Collection entries

* START *

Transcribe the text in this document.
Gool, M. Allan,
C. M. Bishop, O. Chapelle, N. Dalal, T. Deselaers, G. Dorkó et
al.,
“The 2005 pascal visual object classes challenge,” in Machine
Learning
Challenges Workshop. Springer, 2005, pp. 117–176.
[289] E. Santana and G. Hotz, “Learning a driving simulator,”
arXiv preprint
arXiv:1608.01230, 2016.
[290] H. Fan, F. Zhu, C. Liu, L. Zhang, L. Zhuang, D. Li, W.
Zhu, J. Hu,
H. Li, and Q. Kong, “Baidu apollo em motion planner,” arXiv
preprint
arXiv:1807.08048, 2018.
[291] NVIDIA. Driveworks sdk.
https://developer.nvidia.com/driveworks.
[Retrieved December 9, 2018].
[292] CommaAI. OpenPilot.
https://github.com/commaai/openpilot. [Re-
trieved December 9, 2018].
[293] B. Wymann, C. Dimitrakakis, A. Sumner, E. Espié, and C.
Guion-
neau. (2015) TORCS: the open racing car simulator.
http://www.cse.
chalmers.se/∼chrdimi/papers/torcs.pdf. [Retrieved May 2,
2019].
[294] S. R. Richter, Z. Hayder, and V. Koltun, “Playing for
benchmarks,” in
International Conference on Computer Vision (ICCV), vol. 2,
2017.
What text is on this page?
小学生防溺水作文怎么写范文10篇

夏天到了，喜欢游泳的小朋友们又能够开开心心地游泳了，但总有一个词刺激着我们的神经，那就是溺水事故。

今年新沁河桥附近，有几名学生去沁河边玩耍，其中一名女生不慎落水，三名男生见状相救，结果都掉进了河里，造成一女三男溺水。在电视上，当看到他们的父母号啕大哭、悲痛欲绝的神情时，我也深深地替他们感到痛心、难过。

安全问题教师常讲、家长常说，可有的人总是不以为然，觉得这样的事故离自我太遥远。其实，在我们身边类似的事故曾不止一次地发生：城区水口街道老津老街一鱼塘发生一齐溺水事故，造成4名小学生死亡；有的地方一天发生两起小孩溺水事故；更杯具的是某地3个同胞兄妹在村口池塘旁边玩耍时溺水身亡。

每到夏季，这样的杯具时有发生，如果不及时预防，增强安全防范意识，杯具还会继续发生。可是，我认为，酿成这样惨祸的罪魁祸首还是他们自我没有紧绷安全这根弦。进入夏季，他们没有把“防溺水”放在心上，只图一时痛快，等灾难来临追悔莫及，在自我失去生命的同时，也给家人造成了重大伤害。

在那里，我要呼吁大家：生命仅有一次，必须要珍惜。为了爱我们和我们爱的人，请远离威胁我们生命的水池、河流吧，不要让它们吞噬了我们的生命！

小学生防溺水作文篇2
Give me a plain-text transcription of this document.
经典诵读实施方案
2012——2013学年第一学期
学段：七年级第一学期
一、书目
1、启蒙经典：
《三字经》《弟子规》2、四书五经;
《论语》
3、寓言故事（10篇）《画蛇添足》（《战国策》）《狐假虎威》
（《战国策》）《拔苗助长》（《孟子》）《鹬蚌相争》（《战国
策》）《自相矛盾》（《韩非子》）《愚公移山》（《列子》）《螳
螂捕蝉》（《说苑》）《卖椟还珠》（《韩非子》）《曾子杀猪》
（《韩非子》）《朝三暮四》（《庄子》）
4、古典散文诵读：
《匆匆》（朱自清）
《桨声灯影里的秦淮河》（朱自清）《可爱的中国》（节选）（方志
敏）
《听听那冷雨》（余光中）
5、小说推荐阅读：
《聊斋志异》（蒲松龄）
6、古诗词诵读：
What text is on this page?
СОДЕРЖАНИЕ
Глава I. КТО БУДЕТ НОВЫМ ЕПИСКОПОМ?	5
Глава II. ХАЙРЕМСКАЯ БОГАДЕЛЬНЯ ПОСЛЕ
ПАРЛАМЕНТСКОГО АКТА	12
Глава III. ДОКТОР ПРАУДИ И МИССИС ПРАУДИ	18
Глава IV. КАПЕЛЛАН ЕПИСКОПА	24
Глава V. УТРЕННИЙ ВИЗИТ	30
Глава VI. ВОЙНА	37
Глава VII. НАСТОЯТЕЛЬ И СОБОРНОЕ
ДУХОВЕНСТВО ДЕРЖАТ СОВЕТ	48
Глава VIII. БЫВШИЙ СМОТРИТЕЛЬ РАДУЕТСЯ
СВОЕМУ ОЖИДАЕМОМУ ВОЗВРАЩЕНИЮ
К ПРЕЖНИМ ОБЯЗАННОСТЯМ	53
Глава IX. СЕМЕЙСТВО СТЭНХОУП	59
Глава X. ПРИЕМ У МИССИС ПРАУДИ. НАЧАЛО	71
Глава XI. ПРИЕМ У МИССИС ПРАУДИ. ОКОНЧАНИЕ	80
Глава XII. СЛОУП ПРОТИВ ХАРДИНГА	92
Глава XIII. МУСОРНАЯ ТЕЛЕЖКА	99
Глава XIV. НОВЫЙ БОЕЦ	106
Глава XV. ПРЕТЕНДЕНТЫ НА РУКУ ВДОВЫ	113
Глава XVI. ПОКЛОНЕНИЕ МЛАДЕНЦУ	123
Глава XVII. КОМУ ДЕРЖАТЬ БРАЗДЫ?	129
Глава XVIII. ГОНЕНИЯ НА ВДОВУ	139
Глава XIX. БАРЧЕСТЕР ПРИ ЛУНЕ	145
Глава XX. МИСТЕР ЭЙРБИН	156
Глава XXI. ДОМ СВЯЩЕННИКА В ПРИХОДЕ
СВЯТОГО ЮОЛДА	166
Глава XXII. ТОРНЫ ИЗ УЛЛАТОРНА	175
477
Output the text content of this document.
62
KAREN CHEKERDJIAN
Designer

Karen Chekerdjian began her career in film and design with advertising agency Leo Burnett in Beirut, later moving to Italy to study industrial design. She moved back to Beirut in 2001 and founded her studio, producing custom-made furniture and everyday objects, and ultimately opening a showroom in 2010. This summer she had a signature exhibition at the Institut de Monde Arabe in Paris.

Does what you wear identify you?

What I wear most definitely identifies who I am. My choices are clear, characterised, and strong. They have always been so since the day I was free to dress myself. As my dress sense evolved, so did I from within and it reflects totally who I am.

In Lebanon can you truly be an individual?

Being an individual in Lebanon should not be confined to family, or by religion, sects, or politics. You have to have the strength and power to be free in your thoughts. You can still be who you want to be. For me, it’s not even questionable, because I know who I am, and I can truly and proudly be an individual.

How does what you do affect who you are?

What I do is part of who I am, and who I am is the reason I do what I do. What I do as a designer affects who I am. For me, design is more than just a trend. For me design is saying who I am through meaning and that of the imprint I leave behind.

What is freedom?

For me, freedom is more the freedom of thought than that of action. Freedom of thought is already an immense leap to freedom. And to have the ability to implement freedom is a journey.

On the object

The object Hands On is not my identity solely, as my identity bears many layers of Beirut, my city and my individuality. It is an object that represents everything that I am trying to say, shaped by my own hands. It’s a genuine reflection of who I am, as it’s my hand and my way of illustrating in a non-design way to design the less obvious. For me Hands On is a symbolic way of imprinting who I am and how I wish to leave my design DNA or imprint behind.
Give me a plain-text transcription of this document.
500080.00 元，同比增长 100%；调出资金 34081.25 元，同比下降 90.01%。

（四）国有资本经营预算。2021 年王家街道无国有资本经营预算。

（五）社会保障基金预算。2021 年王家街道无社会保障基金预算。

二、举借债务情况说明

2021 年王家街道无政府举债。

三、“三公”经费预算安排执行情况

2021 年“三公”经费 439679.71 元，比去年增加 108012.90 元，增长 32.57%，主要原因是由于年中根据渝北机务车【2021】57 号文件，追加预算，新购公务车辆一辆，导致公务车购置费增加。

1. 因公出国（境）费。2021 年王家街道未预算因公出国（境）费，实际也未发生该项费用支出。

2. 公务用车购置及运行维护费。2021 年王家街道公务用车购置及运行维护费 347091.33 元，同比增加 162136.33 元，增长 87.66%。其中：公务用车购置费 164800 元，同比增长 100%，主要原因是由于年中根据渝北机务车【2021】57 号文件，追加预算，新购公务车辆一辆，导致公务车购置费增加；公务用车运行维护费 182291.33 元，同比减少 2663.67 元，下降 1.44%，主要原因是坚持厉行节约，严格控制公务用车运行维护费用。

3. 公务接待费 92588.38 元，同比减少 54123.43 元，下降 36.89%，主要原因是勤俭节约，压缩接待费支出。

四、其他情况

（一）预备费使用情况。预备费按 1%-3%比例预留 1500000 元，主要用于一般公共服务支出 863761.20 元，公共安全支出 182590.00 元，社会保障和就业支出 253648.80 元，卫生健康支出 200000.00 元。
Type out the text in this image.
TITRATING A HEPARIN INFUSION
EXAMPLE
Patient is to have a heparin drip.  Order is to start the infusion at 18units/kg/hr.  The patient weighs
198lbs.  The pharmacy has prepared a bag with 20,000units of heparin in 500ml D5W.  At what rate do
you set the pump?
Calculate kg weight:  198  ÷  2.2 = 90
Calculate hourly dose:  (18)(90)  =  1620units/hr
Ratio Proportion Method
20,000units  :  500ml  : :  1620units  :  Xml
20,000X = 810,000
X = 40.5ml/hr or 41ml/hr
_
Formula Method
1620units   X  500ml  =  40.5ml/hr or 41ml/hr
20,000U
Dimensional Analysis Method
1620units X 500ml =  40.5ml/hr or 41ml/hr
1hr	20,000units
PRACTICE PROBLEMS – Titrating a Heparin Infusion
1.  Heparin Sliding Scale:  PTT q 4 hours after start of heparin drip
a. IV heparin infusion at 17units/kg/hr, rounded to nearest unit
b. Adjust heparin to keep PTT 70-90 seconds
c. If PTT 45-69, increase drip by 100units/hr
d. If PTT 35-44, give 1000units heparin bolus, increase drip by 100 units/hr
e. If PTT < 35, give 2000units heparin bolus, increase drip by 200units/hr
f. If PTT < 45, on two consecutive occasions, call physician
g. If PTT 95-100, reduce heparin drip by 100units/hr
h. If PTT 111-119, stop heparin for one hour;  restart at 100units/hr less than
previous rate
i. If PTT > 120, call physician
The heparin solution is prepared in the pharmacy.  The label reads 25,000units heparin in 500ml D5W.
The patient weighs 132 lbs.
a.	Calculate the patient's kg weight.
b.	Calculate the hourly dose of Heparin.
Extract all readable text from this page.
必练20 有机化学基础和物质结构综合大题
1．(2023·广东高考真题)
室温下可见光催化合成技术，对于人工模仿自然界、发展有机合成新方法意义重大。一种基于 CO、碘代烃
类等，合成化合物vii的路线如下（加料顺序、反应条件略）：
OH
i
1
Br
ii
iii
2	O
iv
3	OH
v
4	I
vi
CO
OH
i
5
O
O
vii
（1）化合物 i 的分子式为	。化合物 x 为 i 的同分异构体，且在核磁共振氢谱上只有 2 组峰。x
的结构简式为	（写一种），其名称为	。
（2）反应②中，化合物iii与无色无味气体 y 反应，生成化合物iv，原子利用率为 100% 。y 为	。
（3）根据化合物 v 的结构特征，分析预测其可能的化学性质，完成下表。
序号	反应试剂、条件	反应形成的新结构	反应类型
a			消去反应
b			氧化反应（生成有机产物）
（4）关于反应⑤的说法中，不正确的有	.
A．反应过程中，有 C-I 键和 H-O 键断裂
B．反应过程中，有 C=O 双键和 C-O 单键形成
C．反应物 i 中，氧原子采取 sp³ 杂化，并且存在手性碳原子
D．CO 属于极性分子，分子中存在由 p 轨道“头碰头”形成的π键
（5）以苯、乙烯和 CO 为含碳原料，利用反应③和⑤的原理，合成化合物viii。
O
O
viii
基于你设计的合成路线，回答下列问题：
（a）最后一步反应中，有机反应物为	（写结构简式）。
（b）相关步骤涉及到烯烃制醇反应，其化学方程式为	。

* END *

## CHALLENGE
Copy each line of the listing that includes "ПРИЕМ".

## SOLVED PROBLEM
Глава X. ПРИЕМ У МИССИС ПРАУДИ. НАЧАЛО	71
Глава XI. ПРИЕМ У МИССИС ПРАУДИ. ОКОНЧАНИЕ	80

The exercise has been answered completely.